The records underneath are to be repeated exactly, with the pictures left out.

** Start **

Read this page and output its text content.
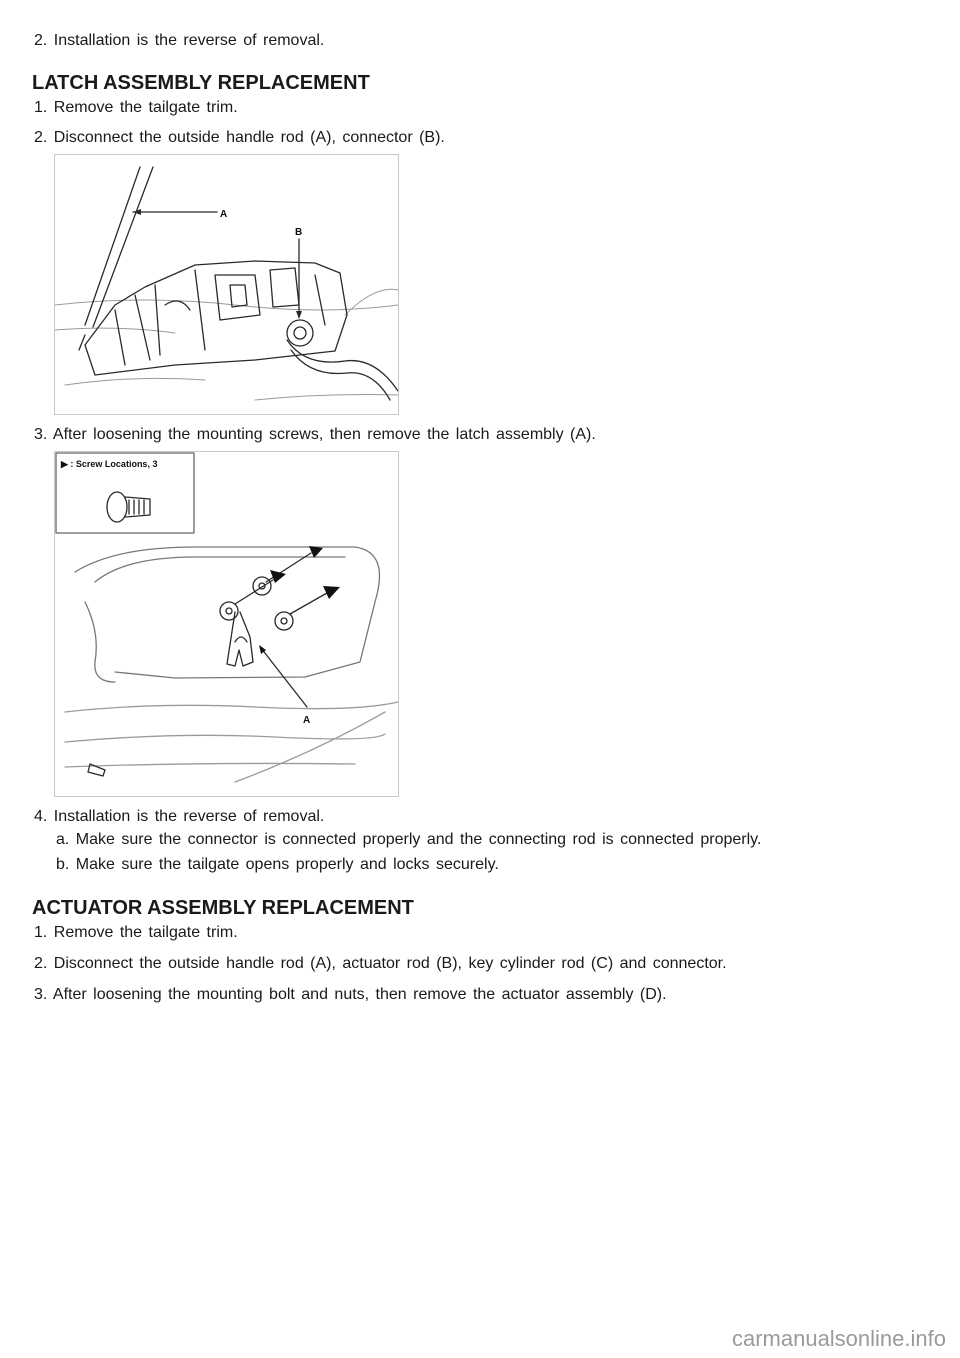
2. Installation is the reverse of removal.
LATCH ASSEMBLY REPLACEMENT
1. Remove the tailgate trim.
2. Disconnect the outside handle rod (A), connector (B).
A
B
3. After loosening the mounting screws, then remove the latch assembly (A).
▶ : Screw Locations, 3
A
4. Installation is the reverse of removal.
a. Make sure the connector is connected properly and the connecting rod is connected properly.
b. Make sure the tailgate opens properly and locks securely.
ACTUATOR ASSEMBLY REPLACEMENT
1. Remove the tailgate trim.
2. Disconnect the outside handle rod (A), actuator rod (B), key cylinder rod (C) and connector.
3. After loosening the mounting bolt and nuts, then remove the actuator assembly (D).
carmanualsonline.info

** End **

RESULT:
Read this page and output its text content.
2. Installation is the reverse of removal.
LATCH ASSEMBLY REPLACEMENT
1. Remove the tailgate trim.
2. Disconnect the outside handle rod (A), connector (B).
A
B
3. After loosening the mounting screws, then remove the latch assembly (A).
▶ : Screw Locations, 3
A
4. Installation is the reverse of removal.
a. Make sure the connector is connected properly and the connecting rod is connected properly.
b. Make sure the tailgate opens properly and locks securely.
ACTUATOR ASSEMBLY REPLACEMENT
1. Remove the tailgate trim.
2. Disconnect the outside handle rod (A), actuator rod (B), key cylinder rod (C) and connector.
3. After loosening the mounting bolt and nuts, then remove the actuator assembly (D).
carmanualsonline.info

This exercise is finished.